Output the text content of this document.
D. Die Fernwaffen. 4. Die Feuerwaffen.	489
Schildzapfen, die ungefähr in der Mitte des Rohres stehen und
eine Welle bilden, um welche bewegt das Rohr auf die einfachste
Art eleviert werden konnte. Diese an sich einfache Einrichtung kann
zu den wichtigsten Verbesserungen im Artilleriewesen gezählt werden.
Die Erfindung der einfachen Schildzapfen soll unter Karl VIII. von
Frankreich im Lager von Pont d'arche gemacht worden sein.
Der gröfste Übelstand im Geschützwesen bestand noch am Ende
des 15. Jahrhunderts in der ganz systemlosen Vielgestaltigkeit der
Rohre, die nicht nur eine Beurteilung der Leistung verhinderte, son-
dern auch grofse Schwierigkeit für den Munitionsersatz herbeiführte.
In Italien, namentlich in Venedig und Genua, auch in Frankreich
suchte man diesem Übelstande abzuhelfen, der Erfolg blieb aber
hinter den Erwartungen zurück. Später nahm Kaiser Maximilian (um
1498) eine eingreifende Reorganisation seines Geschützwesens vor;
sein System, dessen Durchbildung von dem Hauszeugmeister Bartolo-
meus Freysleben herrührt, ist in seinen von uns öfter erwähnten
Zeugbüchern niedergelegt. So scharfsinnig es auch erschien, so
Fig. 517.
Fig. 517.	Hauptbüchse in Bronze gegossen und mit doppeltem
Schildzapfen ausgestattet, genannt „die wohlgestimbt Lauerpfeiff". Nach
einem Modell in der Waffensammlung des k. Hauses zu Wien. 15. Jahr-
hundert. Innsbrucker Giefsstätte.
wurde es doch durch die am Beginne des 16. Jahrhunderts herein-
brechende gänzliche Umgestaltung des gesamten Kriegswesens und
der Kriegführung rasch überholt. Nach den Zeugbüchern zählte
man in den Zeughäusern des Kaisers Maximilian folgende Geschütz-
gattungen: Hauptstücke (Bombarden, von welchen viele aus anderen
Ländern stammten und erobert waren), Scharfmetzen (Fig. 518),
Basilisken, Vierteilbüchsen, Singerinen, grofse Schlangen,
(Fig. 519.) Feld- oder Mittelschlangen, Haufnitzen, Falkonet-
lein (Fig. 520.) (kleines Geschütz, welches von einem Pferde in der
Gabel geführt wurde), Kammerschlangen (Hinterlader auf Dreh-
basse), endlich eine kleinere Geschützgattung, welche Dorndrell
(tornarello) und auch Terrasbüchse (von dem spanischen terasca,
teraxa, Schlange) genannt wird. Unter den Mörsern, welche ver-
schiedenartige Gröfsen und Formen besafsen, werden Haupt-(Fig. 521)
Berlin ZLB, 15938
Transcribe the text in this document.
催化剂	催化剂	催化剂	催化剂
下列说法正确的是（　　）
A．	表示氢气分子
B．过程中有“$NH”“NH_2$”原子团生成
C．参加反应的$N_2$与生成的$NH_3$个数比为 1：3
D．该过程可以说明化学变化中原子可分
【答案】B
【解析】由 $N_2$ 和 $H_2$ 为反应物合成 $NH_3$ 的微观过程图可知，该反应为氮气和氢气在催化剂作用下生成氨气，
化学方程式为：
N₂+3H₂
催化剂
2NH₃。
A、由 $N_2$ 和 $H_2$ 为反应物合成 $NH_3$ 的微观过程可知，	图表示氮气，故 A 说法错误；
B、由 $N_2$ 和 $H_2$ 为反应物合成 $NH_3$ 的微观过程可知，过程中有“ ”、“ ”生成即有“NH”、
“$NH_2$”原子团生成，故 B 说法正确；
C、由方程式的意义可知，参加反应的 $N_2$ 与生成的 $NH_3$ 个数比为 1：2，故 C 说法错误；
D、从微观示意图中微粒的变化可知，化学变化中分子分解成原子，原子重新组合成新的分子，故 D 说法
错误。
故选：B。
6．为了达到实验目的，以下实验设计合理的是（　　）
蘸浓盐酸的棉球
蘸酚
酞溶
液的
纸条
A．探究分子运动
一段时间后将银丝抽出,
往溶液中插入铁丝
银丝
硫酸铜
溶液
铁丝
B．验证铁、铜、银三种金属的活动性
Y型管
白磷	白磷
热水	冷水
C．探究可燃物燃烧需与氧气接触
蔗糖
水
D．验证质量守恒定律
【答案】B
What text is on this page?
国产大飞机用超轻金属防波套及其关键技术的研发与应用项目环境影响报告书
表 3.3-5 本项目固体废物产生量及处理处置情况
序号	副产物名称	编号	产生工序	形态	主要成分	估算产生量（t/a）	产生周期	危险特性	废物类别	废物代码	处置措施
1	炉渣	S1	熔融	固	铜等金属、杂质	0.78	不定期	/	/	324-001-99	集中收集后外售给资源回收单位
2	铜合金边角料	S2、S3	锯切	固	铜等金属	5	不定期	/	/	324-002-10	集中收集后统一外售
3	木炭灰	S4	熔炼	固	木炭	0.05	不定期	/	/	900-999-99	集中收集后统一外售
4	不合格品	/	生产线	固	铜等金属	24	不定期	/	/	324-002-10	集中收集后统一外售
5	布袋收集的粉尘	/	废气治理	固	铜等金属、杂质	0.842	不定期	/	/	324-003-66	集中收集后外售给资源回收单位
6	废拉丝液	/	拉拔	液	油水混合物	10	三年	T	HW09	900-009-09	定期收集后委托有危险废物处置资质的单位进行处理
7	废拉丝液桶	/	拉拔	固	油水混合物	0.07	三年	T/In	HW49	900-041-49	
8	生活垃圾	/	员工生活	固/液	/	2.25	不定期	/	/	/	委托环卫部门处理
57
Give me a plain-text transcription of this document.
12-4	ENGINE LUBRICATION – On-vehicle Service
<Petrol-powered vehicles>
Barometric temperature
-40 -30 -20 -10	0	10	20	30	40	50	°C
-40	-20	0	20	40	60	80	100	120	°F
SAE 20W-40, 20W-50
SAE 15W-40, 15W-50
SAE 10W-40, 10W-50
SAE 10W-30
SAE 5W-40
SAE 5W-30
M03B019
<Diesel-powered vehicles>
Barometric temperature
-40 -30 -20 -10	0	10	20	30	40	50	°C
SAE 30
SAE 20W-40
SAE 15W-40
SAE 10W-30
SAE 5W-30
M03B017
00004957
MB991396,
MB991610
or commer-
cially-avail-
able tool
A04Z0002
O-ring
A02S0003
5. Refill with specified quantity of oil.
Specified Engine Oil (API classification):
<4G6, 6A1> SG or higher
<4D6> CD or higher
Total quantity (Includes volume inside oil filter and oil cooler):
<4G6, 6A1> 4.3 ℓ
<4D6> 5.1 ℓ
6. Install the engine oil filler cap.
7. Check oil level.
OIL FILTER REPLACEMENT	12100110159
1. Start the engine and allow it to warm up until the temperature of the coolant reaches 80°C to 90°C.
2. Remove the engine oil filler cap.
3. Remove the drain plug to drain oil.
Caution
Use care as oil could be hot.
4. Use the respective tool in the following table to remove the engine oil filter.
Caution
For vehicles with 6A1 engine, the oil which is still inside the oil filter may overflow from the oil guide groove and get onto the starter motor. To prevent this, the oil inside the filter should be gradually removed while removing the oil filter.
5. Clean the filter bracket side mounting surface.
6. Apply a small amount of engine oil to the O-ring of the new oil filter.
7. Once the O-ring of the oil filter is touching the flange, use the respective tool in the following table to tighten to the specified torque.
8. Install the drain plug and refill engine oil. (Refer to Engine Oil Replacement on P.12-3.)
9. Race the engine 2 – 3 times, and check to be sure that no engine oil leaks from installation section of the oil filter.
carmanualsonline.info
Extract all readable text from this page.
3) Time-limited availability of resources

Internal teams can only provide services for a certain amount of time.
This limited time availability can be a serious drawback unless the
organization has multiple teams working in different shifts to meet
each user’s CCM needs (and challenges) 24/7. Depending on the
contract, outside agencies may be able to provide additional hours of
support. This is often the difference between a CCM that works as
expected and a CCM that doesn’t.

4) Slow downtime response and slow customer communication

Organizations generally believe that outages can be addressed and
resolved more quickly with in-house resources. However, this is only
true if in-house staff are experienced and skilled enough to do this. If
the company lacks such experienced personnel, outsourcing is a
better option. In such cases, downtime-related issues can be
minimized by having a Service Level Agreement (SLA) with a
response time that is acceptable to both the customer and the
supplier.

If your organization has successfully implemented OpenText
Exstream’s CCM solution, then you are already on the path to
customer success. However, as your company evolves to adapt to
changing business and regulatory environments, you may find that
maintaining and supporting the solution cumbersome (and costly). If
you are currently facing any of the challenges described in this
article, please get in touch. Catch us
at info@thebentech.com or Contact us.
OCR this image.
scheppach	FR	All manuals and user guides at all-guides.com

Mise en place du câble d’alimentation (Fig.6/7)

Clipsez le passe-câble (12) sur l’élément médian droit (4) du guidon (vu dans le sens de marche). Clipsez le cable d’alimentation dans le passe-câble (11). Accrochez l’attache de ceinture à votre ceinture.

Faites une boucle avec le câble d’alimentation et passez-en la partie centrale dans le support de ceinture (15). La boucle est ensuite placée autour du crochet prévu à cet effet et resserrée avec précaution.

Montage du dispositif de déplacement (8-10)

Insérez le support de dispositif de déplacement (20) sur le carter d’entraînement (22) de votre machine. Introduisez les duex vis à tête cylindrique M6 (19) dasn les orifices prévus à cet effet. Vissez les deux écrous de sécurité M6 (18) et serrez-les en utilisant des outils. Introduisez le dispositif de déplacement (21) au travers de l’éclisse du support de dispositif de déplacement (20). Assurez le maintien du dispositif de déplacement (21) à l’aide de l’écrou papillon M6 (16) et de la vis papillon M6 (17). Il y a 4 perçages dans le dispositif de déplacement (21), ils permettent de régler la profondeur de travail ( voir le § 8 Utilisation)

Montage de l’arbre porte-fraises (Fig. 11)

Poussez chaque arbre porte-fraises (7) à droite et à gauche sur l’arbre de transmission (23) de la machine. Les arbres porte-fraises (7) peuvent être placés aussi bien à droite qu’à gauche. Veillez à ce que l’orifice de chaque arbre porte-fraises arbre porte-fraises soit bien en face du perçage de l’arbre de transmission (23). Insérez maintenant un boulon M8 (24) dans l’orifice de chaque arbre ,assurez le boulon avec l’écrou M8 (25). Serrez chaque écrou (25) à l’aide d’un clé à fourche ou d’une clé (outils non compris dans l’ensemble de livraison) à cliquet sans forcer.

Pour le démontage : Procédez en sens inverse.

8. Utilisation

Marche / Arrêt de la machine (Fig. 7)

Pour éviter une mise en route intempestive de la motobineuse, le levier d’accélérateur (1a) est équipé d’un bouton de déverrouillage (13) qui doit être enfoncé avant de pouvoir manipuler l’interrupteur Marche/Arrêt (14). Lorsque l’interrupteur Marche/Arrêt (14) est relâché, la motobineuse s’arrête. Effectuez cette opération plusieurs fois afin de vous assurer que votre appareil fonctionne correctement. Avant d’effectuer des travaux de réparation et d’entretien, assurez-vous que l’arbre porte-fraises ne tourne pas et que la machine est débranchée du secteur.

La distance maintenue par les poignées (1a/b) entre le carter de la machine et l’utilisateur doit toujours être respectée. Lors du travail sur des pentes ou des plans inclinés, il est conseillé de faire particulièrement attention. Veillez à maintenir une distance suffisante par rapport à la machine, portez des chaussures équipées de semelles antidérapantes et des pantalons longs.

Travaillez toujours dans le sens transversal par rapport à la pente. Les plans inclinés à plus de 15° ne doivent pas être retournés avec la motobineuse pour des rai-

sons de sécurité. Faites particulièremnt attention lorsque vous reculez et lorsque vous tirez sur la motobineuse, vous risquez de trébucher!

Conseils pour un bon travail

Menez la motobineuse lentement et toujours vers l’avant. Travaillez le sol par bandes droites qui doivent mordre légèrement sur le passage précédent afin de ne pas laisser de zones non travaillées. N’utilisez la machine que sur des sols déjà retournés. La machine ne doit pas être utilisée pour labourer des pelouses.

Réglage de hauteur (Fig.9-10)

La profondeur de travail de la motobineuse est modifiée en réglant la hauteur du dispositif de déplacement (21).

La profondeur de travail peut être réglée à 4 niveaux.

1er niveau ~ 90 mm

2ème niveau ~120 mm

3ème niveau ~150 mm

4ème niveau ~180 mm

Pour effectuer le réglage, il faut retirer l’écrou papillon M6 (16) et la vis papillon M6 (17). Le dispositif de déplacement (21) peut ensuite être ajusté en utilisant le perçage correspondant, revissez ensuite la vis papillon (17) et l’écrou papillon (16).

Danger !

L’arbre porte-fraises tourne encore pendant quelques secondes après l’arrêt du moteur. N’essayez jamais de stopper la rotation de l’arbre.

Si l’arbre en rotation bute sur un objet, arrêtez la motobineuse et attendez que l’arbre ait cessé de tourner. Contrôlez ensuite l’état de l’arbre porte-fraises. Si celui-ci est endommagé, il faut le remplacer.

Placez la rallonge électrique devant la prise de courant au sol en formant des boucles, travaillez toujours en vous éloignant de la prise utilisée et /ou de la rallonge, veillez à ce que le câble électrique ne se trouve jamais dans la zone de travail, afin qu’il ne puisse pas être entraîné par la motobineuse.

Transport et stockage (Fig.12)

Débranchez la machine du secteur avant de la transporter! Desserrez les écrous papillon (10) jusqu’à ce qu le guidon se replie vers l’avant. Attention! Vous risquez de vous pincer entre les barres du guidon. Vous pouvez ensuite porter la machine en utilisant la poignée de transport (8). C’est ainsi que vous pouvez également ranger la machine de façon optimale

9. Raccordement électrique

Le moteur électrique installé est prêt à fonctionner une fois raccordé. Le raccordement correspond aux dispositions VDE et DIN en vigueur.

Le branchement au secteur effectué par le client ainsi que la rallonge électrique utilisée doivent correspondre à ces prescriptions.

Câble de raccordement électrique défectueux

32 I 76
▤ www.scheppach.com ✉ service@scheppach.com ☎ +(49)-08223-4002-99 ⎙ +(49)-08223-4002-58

→ What you will do
Which lines hold the word "grofse"? Show each one.

→ Response to the exercise
dern auch grofse Schwierigkeit für den Munitionsersatz herbeiführte.
Basilisken, Vierteilbüchsen, Singerinen, grofse Schlangen,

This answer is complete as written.